>> Begin Excerpted data
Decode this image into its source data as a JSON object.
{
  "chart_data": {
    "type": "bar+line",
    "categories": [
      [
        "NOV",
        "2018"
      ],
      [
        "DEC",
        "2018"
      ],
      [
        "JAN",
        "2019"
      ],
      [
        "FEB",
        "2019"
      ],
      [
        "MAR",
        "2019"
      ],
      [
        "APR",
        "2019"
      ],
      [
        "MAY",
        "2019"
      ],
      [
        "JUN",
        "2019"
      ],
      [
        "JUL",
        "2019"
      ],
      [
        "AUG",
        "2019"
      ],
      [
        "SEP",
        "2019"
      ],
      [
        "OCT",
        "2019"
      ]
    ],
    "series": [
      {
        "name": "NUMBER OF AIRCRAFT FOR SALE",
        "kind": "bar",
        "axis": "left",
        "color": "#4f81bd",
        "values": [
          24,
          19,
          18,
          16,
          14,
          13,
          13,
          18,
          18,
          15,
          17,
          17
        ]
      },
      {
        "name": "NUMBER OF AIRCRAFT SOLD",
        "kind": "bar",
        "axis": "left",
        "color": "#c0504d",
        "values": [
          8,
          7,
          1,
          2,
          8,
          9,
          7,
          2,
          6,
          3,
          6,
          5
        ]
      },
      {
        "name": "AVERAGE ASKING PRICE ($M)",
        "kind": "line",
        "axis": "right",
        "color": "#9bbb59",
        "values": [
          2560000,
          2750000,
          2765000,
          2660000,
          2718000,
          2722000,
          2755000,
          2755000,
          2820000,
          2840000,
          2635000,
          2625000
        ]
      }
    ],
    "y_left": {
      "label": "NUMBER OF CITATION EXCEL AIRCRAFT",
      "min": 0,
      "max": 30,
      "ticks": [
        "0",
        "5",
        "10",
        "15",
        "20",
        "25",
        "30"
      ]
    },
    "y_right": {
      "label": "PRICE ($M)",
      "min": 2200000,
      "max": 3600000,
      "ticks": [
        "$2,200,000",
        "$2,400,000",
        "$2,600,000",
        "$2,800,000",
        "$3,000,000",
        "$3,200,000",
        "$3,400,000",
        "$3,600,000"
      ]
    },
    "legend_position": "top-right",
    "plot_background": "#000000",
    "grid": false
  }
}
>> End Excerpted data
What the exercise asks
Which lines contain the word "color"? Copy each one.

Completed task
        "color": "#4f81bd",
        "color": "#c0504d",
        "color": "#9bbb59",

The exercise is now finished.